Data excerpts
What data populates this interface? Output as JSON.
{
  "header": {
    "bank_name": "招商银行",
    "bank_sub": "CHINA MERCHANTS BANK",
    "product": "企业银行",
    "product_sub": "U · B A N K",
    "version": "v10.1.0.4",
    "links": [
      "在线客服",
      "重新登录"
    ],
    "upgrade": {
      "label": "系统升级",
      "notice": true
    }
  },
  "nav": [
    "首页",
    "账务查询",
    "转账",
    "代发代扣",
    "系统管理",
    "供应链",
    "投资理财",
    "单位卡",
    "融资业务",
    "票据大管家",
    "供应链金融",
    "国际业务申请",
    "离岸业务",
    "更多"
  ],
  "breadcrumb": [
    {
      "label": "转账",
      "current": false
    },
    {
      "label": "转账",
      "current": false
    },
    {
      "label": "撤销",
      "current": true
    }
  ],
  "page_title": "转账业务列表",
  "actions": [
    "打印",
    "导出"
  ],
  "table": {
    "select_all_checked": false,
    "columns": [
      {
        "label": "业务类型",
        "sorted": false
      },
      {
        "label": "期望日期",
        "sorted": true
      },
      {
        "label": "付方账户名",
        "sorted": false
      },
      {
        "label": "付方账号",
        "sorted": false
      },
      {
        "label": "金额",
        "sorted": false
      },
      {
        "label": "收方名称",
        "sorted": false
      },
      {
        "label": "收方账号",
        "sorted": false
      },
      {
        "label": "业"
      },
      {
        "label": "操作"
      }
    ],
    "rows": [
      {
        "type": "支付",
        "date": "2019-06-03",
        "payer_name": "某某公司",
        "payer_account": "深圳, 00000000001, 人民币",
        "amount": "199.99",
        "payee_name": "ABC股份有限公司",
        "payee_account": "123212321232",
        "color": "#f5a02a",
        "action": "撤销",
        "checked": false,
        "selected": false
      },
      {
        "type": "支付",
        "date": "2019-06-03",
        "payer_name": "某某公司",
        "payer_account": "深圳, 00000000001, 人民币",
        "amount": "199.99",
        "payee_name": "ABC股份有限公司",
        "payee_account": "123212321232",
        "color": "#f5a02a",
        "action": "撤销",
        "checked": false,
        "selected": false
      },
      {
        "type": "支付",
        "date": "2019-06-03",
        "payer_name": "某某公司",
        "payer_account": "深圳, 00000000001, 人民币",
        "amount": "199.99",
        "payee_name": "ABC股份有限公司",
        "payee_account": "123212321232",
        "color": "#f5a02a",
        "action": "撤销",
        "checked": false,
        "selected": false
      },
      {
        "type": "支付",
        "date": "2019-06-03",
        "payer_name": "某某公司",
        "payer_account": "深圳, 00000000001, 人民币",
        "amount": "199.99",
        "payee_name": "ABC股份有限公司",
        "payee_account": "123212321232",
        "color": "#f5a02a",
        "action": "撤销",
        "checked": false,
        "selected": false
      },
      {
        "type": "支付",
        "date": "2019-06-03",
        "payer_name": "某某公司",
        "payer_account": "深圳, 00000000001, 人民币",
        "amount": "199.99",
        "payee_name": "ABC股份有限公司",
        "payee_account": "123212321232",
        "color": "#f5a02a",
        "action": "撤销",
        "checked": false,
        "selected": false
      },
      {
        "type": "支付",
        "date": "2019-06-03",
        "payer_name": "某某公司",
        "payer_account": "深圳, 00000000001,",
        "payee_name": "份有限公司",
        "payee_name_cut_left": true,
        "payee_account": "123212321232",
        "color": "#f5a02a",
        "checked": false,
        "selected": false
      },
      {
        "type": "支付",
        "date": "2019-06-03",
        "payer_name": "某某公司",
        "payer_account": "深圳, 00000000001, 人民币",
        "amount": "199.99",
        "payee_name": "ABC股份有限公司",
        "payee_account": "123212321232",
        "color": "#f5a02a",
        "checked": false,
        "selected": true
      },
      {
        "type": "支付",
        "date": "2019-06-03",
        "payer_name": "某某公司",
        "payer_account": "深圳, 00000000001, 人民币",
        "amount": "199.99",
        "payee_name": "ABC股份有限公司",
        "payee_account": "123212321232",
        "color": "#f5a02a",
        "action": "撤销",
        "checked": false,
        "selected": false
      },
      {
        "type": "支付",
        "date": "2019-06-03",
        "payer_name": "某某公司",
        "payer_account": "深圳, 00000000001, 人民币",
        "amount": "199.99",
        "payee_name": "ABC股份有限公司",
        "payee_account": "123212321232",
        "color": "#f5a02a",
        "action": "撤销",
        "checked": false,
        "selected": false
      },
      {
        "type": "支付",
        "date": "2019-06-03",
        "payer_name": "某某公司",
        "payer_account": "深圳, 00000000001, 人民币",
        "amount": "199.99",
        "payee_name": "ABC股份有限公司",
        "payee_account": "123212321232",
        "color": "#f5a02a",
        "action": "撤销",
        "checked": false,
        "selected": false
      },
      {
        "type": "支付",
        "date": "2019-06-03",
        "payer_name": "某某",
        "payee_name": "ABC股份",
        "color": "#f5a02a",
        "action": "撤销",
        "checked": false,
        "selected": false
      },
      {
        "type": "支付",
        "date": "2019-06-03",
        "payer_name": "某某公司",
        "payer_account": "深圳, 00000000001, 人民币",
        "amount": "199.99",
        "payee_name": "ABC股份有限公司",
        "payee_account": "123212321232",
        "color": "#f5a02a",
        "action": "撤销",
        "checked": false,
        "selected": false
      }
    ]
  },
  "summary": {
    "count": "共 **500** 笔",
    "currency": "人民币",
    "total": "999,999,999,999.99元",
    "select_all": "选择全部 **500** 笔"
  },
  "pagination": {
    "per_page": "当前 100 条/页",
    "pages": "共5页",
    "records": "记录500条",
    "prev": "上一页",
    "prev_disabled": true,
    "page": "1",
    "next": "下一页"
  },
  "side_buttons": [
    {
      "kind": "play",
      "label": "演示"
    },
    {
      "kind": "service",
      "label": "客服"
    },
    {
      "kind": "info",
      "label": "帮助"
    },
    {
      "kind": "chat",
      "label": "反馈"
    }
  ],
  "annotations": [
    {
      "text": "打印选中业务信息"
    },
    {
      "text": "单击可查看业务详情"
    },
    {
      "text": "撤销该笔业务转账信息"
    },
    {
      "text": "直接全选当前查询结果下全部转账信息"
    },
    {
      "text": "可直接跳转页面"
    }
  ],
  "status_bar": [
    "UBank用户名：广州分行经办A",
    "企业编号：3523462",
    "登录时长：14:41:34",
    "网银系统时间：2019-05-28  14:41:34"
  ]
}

§ Exercise description
From the records given above, copy all lines containing "text".

§ The response
      "text": "打印选中业务信息"
      "text": "单击可查看业务详情"
      "text": "撤销该笔业务转账信息"
      "text": "直接全选当前查询结果下全部转账信息"
      "text": "可直接跳转页面"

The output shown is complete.